Say the number of lines containing the string "Remove", and say nothing else.

"""

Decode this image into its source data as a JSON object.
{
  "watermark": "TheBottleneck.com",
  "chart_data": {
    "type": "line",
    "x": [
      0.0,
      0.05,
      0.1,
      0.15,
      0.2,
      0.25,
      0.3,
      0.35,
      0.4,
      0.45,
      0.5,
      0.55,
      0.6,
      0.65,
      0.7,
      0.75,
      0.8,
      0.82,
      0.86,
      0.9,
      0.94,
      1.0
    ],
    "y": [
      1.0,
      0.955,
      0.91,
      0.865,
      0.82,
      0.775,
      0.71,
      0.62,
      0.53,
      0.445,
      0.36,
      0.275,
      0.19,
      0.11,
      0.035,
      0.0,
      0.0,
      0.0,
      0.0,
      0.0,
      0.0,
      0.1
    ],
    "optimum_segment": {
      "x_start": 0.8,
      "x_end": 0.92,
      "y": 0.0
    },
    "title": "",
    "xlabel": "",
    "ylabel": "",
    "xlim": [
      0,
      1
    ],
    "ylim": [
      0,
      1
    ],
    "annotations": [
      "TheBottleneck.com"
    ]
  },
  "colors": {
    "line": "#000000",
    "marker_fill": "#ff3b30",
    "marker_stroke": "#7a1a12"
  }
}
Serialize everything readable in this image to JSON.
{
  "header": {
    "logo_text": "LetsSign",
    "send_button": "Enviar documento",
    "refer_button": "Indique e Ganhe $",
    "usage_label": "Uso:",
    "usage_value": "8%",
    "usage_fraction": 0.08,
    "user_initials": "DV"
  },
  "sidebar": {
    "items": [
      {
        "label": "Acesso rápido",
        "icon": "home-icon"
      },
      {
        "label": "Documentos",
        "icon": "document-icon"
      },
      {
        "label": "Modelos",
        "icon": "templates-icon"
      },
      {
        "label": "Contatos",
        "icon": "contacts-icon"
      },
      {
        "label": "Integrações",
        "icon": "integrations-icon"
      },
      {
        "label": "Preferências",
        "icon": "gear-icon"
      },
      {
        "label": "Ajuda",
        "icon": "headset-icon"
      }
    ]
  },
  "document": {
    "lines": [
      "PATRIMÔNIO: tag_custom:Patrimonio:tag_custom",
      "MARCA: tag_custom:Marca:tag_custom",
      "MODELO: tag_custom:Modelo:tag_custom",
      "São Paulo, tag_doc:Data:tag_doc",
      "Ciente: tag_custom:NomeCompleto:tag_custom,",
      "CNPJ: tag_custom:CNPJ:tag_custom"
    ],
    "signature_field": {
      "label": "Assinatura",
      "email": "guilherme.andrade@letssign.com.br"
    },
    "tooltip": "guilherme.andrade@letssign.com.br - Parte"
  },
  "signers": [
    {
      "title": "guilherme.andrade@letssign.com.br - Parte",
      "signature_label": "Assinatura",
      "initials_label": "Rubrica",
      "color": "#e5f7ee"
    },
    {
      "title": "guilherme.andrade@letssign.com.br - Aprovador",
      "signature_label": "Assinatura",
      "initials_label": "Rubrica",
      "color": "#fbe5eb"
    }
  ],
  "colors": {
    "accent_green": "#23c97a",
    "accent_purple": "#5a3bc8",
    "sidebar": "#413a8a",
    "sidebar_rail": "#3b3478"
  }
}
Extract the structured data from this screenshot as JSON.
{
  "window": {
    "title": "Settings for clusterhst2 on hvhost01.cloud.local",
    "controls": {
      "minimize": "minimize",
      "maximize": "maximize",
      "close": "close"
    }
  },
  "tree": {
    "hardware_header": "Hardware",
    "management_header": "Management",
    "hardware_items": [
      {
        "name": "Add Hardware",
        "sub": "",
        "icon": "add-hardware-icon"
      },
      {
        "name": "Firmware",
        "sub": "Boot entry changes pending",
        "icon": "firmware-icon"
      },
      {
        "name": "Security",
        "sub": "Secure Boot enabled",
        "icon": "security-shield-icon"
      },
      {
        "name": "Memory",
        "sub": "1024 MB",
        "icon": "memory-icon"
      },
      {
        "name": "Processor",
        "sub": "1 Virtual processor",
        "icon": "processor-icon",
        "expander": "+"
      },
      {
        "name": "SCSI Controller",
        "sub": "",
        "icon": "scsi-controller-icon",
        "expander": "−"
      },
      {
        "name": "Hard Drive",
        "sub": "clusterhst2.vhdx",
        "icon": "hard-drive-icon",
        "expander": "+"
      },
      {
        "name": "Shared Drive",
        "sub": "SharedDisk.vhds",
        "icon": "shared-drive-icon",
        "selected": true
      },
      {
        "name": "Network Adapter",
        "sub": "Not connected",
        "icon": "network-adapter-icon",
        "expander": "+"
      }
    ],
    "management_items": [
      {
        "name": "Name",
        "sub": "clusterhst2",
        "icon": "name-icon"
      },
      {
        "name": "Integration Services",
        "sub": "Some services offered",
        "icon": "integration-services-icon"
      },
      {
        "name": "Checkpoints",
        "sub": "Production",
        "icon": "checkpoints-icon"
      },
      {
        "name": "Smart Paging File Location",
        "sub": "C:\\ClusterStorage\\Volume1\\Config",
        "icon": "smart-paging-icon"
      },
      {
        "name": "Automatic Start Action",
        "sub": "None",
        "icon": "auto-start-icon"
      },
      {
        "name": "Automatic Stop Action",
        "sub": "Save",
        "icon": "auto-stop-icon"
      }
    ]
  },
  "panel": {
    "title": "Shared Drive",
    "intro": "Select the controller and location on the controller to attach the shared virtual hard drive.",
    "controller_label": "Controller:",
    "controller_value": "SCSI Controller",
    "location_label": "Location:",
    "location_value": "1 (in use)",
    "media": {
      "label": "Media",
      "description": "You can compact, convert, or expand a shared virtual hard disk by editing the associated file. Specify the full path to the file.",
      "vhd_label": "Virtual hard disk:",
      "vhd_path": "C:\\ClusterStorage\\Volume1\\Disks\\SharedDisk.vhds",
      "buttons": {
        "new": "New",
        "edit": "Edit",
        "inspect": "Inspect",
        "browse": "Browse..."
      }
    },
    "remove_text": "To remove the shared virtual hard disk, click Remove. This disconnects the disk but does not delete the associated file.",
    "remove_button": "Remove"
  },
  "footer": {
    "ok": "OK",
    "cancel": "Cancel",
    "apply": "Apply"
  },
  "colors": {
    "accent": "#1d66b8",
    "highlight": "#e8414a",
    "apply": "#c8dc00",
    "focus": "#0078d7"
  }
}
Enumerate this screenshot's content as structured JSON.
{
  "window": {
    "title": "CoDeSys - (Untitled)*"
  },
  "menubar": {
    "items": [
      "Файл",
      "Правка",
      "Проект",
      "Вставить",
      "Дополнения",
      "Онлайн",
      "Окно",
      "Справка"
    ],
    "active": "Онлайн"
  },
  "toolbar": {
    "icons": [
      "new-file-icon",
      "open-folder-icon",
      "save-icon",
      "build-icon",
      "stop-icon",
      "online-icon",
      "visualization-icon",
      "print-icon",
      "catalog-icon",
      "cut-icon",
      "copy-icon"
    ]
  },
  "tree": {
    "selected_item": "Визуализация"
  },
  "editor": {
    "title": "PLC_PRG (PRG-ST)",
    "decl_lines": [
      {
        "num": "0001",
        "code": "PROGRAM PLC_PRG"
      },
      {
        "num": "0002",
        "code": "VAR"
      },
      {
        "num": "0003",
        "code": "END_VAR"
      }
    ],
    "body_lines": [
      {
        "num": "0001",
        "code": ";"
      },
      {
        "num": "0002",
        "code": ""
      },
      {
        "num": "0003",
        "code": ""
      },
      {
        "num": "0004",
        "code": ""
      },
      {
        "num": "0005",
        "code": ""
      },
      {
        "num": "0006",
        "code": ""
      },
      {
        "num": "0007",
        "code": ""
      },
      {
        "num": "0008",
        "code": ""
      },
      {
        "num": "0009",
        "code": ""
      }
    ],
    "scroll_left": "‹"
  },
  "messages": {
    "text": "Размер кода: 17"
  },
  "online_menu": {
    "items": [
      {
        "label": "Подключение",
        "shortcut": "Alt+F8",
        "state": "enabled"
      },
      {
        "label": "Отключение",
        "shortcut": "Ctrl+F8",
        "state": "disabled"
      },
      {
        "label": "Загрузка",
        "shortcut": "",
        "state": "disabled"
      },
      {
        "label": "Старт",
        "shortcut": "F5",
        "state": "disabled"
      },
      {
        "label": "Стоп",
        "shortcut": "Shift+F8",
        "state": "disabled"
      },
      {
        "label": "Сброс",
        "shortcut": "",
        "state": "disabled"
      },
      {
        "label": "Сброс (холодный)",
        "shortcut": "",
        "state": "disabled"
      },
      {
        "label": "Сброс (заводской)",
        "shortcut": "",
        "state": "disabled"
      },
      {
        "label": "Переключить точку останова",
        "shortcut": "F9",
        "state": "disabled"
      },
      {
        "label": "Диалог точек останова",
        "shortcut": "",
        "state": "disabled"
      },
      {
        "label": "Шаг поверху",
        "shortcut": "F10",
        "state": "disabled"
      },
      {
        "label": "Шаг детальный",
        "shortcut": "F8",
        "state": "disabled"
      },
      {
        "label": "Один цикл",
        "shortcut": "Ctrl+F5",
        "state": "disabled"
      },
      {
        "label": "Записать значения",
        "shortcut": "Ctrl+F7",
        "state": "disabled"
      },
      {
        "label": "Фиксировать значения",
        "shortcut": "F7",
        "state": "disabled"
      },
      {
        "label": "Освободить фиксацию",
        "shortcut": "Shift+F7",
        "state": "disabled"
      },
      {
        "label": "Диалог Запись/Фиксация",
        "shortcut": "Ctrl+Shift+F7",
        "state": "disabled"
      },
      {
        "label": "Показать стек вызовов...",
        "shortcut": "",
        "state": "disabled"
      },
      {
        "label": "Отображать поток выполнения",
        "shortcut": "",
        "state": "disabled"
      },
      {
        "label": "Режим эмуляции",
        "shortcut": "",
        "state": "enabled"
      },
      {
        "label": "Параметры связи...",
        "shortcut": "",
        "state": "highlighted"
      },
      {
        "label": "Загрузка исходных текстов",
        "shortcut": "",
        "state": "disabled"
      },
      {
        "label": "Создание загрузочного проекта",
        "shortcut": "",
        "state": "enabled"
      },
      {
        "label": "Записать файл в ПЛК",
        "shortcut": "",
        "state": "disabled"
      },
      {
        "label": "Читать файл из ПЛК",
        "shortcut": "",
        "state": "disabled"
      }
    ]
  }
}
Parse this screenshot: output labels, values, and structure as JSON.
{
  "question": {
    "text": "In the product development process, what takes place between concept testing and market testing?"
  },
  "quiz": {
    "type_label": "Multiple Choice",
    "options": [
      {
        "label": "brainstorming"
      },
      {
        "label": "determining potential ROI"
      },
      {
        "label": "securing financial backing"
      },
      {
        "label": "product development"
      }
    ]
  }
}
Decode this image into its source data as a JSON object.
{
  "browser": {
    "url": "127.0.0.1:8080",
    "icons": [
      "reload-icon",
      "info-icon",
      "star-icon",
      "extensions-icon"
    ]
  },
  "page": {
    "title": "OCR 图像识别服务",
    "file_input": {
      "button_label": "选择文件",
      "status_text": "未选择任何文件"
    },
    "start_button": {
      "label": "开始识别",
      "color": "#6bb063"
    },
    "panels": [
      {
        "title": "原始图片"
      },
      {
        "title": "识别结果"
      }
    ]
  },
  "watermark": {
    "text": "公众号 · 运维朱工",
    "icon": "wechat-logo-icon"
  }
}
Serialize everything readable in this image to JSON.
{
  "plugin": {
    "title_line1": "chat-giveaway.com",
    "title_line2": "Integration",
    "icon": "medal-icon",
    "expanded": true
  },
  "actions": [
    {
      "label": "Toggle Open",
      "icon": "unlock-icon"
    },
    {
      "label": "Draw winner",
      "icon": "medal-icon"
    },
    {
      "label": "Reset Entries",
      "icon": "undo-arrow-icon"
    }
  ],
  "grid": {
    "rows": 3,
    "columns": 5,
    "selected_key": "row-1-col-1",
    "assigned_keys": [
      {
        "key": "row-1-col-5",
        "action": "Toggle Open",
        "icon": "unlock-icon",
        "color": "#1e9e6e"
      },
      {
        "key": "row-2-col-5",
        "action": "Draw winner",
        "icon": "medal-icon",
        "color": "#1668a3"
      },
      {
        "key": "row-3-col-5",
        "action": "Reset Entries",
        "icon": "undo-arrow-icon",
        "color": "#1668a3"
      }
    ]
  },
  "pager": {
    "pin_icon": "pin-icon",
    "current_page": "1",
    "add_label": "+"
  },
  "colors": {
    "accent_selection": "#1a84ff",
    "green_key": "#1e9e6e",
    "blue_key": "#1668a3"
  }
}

"""

▸ **EXERCISE OUTPUT**
2